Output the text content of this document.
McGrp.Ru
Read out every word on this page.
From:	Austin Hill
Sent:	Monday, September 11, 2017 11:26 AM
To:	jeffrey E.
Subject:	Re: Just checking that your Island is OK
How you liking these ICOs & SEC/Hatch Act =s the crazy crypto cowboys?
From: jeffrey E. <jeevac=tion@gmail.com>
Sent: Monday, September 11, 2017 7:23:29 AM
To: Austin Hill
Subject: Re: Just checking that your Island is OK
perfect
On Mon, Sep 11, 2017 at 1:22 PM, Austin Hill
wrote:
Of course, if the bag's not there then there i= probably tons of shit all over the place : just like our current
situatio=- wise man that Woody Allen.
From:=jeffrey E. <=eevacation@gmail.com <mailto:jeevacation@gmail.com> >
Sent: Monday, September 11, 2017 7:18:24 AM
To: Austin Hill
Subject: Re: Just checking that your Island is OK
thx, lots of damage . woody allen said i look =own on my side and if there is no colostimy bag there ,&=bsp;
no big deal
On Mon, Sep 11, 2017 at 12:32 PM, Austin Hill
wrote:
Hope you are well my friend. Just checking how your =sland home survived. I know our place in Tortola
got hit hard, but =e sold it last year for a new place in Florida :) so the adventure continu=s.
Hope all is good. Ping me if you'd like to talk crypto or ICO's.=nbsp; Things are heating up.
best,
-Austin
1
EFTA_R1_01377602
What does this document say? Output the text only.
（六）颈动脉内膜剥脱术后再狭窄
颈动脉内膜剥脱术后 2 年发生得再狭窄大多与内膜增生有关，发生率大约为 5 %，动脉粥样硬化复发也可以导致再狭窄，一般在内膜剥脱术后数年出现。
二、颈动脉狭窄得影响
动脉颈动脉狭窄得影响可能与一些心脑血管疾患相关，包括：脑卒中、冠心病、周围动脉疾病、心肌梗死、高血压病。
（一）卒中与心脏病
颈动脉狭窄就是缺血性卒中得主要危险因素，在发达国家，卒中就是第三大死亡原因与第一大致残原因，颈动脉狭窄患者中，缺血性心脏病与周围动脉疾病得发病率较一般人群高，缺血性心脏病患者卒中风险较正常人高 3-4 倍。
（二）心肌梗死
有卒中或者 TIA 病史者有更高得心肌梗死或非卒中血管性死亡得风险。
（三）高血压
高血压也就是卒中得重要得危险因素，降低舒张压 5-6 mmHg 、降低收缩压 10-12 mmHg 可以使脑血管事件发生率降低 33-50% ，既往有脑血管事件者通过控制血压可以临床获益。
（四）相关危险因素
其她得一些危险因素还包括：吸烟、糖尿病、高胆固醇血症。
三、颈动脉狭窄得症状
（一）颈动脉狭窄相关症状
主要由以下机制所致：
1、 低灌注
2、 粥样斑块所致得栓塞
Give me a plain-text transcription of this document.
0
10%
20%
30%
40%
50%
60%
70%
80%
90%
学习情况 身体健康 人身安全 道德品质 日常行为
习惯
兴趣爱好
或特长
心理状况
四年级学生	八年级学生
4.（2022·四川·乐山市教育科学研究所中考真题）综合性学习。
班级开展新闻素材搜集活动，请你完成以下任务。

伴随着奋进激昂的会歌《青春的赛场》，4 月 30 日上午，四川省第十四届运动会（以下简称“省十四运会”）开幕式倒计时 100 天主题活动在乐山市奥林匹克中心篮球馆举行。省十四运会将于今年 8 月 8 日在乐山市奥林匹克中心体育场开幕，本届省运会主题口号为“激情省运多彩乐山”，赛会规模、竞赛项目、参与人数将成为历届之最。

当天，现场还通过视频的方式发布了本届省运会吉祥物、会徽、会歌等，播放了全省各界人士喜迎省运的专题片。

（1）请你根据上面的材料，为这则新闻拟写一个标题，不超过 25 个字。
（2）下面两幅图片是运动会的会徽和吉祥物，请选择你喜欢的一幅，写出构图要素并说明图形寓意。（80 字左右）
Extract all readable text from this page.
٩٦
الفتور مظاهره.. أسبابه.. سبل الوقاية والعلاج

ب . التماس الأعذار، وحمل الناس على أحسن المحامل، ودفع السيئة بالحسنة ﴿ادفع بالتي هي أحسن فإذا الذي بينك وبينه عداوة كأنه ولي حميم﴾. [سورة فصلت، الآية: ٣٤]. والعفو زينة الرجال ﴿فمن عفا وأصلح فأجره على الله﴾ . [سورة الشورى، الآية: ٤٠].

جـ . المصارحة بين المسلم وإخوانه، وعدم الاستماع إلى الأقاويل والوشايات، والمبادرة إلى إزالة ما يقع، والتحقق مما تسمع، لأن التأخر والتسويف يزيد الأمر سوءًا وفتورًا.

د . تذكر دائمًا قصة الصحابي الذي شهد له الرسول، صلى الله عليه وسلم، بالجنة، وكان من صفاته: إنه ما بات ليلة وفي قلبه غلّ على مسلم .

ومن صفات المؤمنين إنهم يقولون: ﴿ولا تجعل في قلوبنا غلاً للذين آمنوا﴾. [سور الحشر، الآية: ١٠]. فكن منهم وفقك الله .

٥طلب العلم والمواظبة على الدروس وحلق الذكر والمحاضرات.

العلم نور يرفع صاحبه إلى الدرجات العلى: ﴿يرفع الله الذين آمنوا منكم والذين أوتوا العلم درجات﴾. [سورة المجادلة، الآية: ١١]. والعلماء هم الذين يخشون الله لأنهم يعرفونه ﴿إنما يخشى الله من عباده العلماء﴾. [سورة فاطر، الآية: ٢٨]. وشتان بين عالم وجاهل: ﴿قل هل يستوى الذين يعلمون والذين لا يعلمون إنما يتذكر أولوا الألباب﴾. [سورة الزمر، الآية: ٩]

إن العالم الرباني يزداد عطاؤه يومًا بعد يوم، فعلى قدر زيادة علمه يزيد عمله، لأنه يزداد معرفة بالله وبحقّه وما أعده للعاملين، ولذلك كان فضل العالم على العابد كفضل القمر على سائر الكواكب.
++++++++++
Task to complete:
Collect the lines that hold "your".

Response for this exercise:
Subject:	Re: Just checking that your Island is OK
Subject: Re: Just checking that your Island is OK
Subject: Re: Just checking that your Island is OK
Hope you are well my friend. Just checking how your =sland home survived. I know our place in Tortola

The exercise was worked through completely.